Repeat the material exactly, every line of it.

Data shown:
--------------------
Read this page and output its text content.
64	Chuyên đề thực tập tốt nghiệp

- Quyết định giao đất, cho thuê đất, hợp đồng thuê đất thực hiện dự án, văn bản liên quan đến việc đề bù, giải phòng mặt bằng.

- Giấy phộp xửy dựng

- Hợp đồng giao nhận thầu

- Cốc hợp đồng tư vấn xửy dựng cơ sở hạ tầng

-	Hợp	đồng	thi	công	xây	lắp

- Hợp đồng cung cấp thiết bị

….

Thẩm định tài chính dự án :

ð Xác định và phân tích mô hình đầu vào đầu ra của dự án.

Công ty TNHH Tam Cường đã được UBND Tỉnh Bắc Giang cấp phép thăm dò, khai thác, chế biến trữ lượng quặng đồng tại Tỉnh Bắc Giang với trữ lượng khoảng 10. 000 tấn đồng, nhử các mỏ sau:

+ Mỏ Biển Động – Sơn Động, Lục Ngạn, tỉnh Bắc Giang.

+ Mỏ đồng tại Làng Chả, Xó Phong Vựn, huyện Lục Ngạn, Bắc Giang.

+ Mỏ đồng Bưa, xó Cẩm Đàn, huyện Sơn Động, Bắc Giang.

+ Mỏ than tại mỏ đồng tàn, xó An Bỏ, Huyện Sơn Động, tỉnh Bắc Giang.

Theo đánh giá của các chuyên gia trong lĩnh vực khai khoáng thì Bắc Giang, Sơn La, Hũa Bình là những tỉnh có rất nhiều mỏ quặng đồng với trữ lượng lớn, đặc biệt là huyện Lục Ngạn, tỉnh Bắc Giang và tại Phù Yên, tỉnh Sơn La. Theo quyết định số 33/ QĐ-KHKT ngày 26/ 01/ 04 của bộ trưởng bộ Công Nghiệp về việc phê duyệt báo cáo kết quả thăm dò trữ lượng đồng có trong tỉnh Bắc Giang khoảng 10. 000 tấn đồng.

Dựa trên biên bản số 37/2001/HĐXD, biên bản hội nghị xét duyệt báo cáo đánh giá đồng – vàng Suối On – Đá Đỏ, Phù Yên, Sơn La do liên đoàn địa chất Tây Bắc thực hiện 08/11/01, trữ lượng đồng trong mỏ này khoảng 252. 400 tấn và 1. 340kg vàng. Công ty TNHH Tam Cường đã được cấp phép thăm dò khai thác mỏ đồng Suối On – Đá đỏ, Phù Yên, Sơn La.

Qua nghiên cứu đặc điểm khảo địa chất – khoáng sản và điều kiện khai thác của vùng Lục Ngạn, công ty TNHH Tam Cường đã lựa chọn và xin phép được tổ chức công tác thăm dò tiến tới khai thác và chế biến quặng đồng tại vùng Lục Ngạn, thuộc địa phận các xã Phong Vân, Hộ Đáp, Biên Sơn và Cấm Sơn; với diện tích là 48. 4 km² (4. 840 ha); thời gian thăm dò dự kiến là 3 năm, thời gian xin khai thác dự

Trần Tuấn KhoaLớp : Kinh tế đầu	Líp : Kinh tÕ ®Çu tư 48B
--------------------
The reply:
Read this page and output its text content.
64	Chuyên đề thực tập tốt nghiệp

- Quyết định giao đất, cho thuê đất, hợp đồng thuê đất thực hiện dự án, văn bản liên quan đến việc đề bù, giải phòng mặt bằng.

- Giấy phộp xửy dựng

- Hợp đồng giao nhận thầu

- Cốc hợp đồng tư vấn xửy dựng cơ sở hạ tầng

-	Hợp	đồng	thi	công	xây	lắp

- Hợp đồng cung cấp thiết bị

….

Thẩm định tài chính dự án :

ð Xác định và phân tích mô hình đầu vào đầu ra của dự án.

Công ty TNHH Tam Cường đã được UBND Tỉnh Bắc Giang cấp phép thăm dò, khai thác, chế biến trữ lượng quặng đồng tại Tỉnh Bắc Giang với trữ lượng khoảng 10. 000 tấn đồng, nhử các mỏ sau:

+ Mỏ Biển Động – Sơn Động, Lục Ngạn, tỉnh Bắc Giang.

+ Mỏ đồng tại Làng Chả, Xó Phong Vựn, huyện Lục Ngạn, Bắc Giang.

+ Mỏ đồng Bưa, xó Cẩm Đàn, huyện Sơn Động, Bắc Giang.

+ Mỏ than tại mỏ đồng tàn, xó An Bỏ, Huyện Sơn Động, tỉnh Bắc Giang.

Theo đánh giá của các chuyên gia trong lĩnh vực khai khoáng thì Bắc Giang, Sơn La, Hũa Bình là những tỉnh có rất nhiều mỏ quặng đồng với trữ lượng lớn, đặc biệt là huyện Lục Ngạn, tỉnh Bắc Giang và tại Phù Yên, tỉnh Sơn La. Theo quyết định số 33/ QĐ-KHKT ngày 26/ 01/ 04 của bộ trưởng bộ Công Nghiệp về việc phê duyệt báo cáo kết quả thăm dò trữ lượng đồng có trong tỉnh Bắc Giang khoảng 10. 000 tấn đồng.

Dựa trên biên bản số 37/2001/HĐXD, biên bản hội nghị xét duyệt báo cáo đánh giá đồng – vàng Suối On – Đá Đỏ, Phù Yên, Sơn La do liên đoàn địa chất Tây Bắc thực hiện 08/11/01, trữ lượng đồng trong mỏ này khoảng 252. 400 tấn và 1. 340kg vàng. Công ty TNHH Tam Cường đã được cấp phép thăm dò khai thác mỏ đồng Suối On – Đá đỏ, Phù Yên, Sơn La.

Qua nghiên cứu đặc điểm khảo địa chất – khoáng sản và điều kiện khai thác của vùng Lục Ngạn, công ty TNHH Tam Cường đã lựa chọn và xin phép được tổ chức công tác thăm dò tiến tới khai thác và chế biến quặng đồng tại vùng Lục Ngạn, thuộc địa phận các xã Phong Vân, Hộ Đáp, Biên Sơn và Cấm Sơn; với diện tích là 48. 4 km² (4. 840 ha); thời gian thăm dò dự kiến là 3 năm, thời gian xin khai thác dự

Trần Tuấn KhoaLớp : Kinh tế đầu	Líp : Kinh tÕ ®Çu tư 48B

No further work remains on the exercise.